* START Data listing *
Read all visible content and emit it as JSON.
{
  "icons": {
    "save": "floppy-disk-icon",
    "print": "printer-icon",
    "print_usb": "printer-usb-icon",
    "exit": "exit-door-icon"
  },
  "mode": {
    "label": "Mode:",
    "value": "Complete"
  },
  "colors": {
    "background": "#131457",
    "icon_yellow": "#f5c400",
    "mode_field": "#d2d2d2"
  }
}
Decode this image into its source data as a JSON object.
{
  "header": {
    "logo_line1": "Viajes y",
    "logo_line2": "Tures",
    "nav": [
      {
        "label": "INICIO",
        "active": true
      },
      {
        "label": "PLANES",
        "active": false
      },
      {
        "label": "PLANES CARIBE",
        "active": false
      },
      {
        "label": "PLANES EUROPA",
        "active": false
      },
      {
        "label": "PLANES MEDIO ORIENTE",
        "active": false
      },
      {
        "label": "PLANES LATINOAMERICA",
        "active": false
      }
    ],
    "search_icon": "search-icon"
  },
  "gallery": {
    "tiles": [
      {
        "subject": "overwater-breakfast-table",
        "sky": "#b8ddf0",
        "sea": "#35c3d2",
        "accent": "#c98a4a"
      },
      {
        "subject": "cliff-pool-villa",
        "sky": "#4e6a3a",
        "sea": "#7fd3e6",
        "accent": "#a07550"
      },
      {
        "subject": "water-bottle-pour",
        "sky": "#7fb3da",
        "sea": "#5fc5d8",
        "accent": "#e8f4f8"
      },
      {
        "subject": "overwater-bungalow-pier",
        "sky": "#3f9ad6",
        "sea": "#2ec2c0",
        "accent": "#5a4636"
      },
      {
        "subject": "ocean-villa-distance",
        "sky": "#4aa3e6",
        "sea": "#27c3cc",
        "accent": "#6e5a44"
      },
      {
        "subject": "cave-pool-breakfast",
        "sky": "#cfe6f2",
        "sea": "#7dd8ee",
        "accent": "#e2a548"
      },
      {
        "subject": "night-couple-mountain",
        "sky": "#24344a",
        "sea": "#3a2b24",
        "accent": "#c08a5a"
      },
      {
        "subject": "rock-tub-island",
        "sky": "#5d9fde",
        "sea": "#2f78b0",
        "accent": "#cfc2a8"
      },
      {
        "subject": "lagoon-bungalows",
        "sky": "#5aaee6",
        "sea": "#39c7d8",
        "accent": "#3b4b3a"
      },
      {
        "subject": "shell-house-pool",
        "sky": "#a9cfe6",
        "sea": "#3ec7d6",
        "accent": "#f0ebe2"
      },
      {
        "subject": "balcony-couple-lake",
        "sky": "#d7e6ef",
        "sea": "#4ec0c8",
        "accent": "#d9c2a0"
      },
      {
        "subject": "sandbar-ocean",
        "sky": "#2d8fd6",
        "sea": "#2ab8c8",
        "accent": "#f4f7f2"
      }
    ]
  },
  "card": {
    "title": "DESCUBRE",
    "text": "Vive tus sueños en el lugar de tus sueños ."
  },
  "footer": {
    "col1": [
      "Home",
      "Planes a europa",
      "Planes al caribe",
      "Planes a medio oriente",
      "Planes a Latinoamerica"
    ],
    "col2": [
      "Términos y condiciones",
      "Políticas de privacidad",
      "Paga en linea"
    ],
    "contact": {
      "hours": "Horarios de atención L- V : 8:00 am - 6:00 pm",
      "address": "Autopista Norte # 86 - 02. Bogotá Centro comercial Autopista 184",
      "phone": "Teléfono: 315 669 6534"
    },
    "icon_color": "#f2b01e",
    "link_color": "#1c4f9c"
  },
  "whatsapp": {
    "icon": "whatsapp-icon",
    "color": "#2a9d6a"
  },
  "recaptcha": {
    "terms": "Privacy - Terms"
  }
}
* END Data listing *
**Work to do:** Output each entry precisely as given.

**Written answer:**
Read all visible content and emit it as JSON.
{
  "icons": {
    "save": "floppy-disk-icon",
    "print": "printer-icon",
    "print_usb": "printer-usb-icon",
    "exit": "exit-door-icon"
  },
  "mode": {
    "label": "Mode:",
    "value": "Complete"
  },
  "colors": {
    "background": "#131457",
    "icon_yellow": "#f5c400",
    "mode_field": "#d2d2d2"
  }
}
Decode this image into its source data as a JSON object.
{
  "header": {
    "logo_line1": "Viajes y",
    "logo_line2": "Tures",
    "nav": [
      {
        "label": "INICIO",
        "active": true
      },
      {
        "label": "PLANES",
        "active": false
      },
      {
        "label": "PLANES CARIBE",
        "active": false
      },
      {
        "label": "PLANES EUROPA",
        "active": false
      },
      {
        "label": "PLANES MEDIO ORIENTE",
        "active": false
      },
      {
        "label": "PLANES LATINOAMERICA",
        "active": false
      }
    ],
    "search_icon": "search-icon"
  },
  "gallery": {
    "tiles": [
      {
        "subject": "overwater-breakfast-table",
        "sky": "#b8ddf0",
        "sea": "#35c3d2",
        "accent": "#c98a4a"
      },
      {
        "subject": "cliff-pool-villa",
        "sky": "#4e6a3a",
        "sea": "#7fd3e6",
        "accent": "#a07550"
      },
      {
        "subject": "water-bottle-pour",
        "sky": "#7fb3da",
        "sea": "#5fc5d8",
        "accent": "#e8f4f8"
      },
      {
        "subject": "overwater-bungalow-pier",
        "sky": "#3f9ad6",
        "sea": "#2ec2c0",
        "accent": "#5a4636"
      },
      {
        "subject": "ocean-villa-distance",
        "sky": "#4aa3e6",
        "sea": "#27c3cc",
        "accent": "#6e5a44"
      },
      {
        "subject": "cave-pool-breakfast",
        "sky": "#cfe6f2",
        "sea": "#7dd8ee",
        "accent": "#e2a548"
      },
      {
        "subject": "night-couple-mountain",
        "sky": "#24344a",
        "sea": "#3a2b24",
        "accent": "#c08a5a"
      },
      {
        "subject": "rock-tub-island",
        "sky": "#5d9fde",
        "sea": "#2f78b0",
        "accent": "#cfc2a8"
      },
      {
        "subject": "lagoon-bungalows",
        "sky": "#5aaee6",
        "sea": "#39c7d8",
        "accent": "#3b4b3a"
      },
      {
        "subject": "shell-house-pool",
        "sky": "#a9cfe6",
        "sea": "#3ec7d6",
        "accent": "#f0ebe2"
      },
      {
        "subject": "balcony-couple-lake",
        "sky": "#d7e6ef",
        "sea": "#4ec0c8",
        "accent": "#d9c2a0"
      },
      {
        "subject": "sandbar-ocean",
        "sky": "#2d8fd6",
        "sea": "#2ab8c8",
        "accent": "#f4f7f2"
      }
    ]
  },
  "card": {
    "title": "DESCUBRE",
    "text": "Vive tus sueños en el lugar de tus sueños ."
  },
  "footer": {
    "col1": [
      "Home",
      "Planes a europa",
      "Planes al caribe",
      "Planes a medio oriente",
      "Planes a Latinoamerica"
    ],
    "col2": [
      "Términos y condiciones",
      "Políticas de privacidad",
      "Paga en linea"
    ],
    "contact": {
      "hours": "Horarios de atención L- V : 8:00 am - 6:00 pm",
      "address": "Autopista Norte # 86 - 02. Bogotá Centro comercial Autopista 184",
      "phone": "Teléfono: 315 669 6534"
    },
    "icon_color": "#f2b01e",
    "link_color": "#1c4f9c"
  },
  "whatsapp": {
    "icon": "whatsapp-icon",
    "color": "#2a9d6a"
  },
  "recaptcha": {
    "terms": "Privacy - Terms"
  }
}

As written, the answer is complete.